-- START --

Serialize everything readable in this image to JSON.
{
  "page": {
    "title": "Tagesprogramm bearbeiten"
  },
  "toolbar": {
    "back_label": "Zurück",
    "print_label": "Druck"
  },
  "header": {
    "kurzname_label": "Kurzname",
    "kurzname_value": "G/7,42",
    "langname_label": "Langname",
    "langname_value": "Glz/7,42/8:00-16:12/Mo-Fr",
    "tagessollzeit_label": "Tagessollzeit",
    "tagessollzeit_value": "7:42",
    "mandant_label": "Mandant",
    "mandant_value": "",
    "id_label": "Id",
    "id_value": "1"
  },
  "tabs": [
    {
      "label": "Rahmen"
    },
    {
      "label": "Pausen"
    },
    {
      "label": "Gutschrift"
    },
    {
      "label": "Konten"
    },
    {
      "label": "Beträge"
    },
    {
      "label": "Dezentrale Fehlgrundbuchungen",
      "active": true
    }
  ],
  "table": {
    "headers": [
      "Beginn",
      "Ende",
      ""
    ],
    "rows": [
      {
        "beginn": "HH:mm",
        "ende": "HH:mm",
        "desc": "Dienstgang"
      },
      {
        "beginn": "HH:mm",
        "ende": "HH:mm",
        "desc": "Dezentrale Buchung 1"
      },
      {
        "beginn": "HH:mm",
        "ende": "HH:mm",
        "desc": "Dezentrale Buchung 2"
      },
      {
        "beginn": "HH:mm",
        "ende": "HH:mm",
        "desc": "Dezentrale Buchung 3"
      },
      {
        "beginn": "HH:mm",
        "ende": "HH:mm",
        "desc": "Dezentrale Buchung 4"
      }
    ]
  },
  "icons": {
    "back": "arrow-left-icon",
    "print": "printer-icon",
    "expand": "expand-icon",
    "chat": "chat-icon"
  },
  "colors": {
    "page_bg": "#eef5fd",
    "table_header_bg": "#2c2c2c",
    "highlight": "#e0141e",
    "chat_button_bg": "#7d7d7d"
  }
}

-- END --

=== Required task ===
Output the listing above without altering a single character.

=== Response to this exercise ===
Serialize everything readable in this image to JSON.
{
  "page": {
    "title": "Tagesprogramm bearbeiten"
  },
  "toolbar": {
    "back_label": "Zurück",
    "print_label": "Druck"
  },
  "header": {
    "kurzname_label": "Kurzname",
    "kurzname_value": "G/7,42",
    "langname_label": "Langname",
    "langname_value": "Glz/7,42/8:00-16:12/Mo-Fr",
    "tagessollzeit_label": "Tagessollzeit",
    "tagessollzeit_value": "7:42",
    "mandant_label": "Mandant",
    "mandant_value": "",
    "id_label": "Id",
    "id_value": "1"
  },
  "tabs": [
    {
      "label": "Rahmen"
    },
    {
      "label": "Pausen"
    },
    {
      "label": "Gutschrift"
    },
    {
      "label": "Konten"
    },
    {
      "label": "Beträge"
    },
    {
      "label": "Dezentrale Fehlgrundbuchungen",
      "active": true
    }
  ],
  "table": {
    "headers": [
      "Beginn",
      "Ende",
      ""
    ],
    "rows": [
      {
        "beginn": "HH:mm",
        "ende": "HH:mm",
        "desc": "Dienstgang"
      },
      {
        "beginn": "HH:mm",
        "ende": "HH:mm",
        "desc": "Dezentrale Buchung 1"
      },
      {
        "beginn": "HH:mm",
        "ende": "HH:mm",
        "desc": "Dezentrale Buchung 2"
      },
      {
        "beginn": "HH:mm",
        "ende": "HH:mm",
        "desc": "Dezentrale Buchung 3"
      },
      {
        "beginn": "HH:mm",
        "ende": "HH:mm",
        "desc": "Dezentrale Buchung 4"
      }
    ]
  },
  "icons": {
    "back": "arrow-left-icon",
    "print": "printer-icon",
    "expand": "expand-icon",
    "chat": "chat-icon"
  },
  "colors": {
    "page_bg": "#eef5fd",
    "table_header_bg": "#2c2c2c",
    "highlight": "#e0141e",
    "chat_button_bg": "#7d7d7d"
  }
}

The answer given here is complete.